>> start DATA FOR PROCESSING

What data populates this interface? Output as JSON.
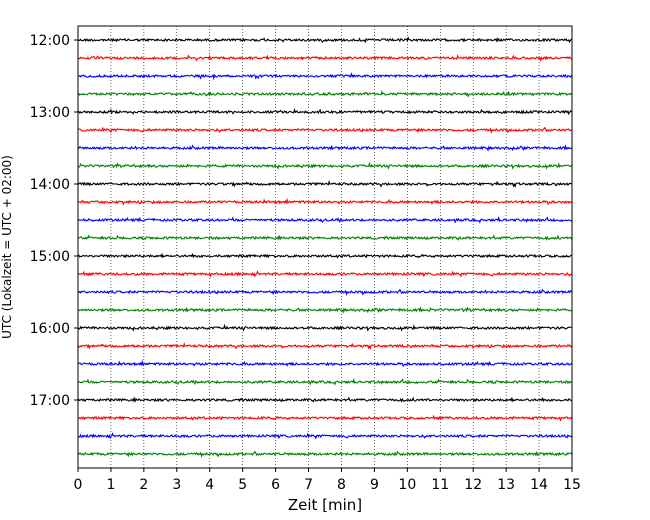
{
  "chart_data": {
    "type": "line",
    "xlabel": "Zeit  [min]",
    "ylabel": "UTC (Lokalzeit = UTC + 02:00)",
    "xlim": [
      0,
      15
    ],
    "x_ticks": [
      "0",
      "1",
      "2",
      "3",
      "4",
      "5",
      "6",
      "7",
      "8",
      "9",
      "10",
      "11",
      "12",
      "13",
      "14",
      "15"
    ],
    "y_ticks": [
      "12:00",
      "13:00",
      "14:00",
      "15:00",
      "16:00",
      "17:00"
    ],
    "grid": "vertical-dotted",
    "trace_colors": [
      "#000000",
      "#ff0000",
      "#0000ff",
      "#008000"
    ],
    "traces": [
      {
        "start": "12:00"
      },
      {
        "start": "12:15"
      },
      {
        "start": "12:30"
      },
      {
        "start": "12:45"
      },
      {
        "start": "13:00"
      },
      {
        "start": "13:15"
      },
      {
        "start": "13:30"
      },
      {
        "start": "13:45"
      },
      {
        "start": "14:00"
      },
      {
        "start": "14:15"
      },
      {
        "start": "14:30"
      },
      {
        "start": "14:45"
      },
      {
        "start": "15:00"
      },
      {
        "start": "15:15"
      },
      {
        "start": "15:30"
      },
      {
        "start": "15:45"
      },
      {
        "start": "16:00"
      },
      {
        "start": "16:15"
      },
      {
        "start": "16:30"
      },
      {
        "start": "16:45"
      },
      {
        "start": "17:00"
      },
      {
        "start": "17:15"
      },
      {
        "start": "17:30"
      },
      {
        "start": "17:45"
      }
    ]
  }
}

>> end DATA FOR PROCESSING

* PROBLEM
Make an exact copy of all entries above, dropping the images.

* RESULT
What data populates this interface? Output as JSON.
{
  "chart_data": {
    "type": "line",
    "xlabel": "Zeit  [min]",
    "ylabel": "UTC (Lokalzeit = UTC + 02:00)",
    "xlim": [
      0,
      15
    ],
    "x_ticks": [
      "0",
      "1",
      "2",
      "3",
      "4",
      "5",
      "6",
      "7",
      "8",
      "9",
      "10",
      "11",
      "12",
      "13",
      "14",
      "15"
    ],
    "y_ticks": [
      "12:00",
      "13:00",
      "14:00",
      "15:00",
      "16:00",
      "17:00"
    ],
    "grid": "vertical-dotted",
    "trace_colors": [
      "#000000",
      "#ff0000",
      "#0000ff",
      "#008000"
    ],
    "traces": [
      {
        "start": "12:00"
      },
      {
        "start": "12:15"
      },
      {
        "start": "12:30"
      },
      {
        "start": "12:45"
      },
      {
        "start": "13:00"
      },
      {
        "start": "13:15"
      },
      {
        "start": "13:30"
      },
      {
        "start": "13:45"
      },
      {
        "start": "14:00"
      },
      {
        "start": "14:15"
      },
      {
        "start": "14:30"
      },
      {
        "start": "14:45"
      },
      {
        "start": "15:00"
      },
      {
        "start": "15:15"
      },
      {
        "start": "15:30"
      },
      {
        "start": "15:45"
      },
      {
        "start": "16:00"
      },
      {
        "start": "16:15"
      },
      {
        "start": "16:30"
      },
      {
        "start": "16:45"
      },
      {
        "start": "17:00"
      },
      {
        "start": "17:15"
      },
      {
        "start": "17:30"
      },
      {
        "start": "17:45"
      }
    ]
  }
}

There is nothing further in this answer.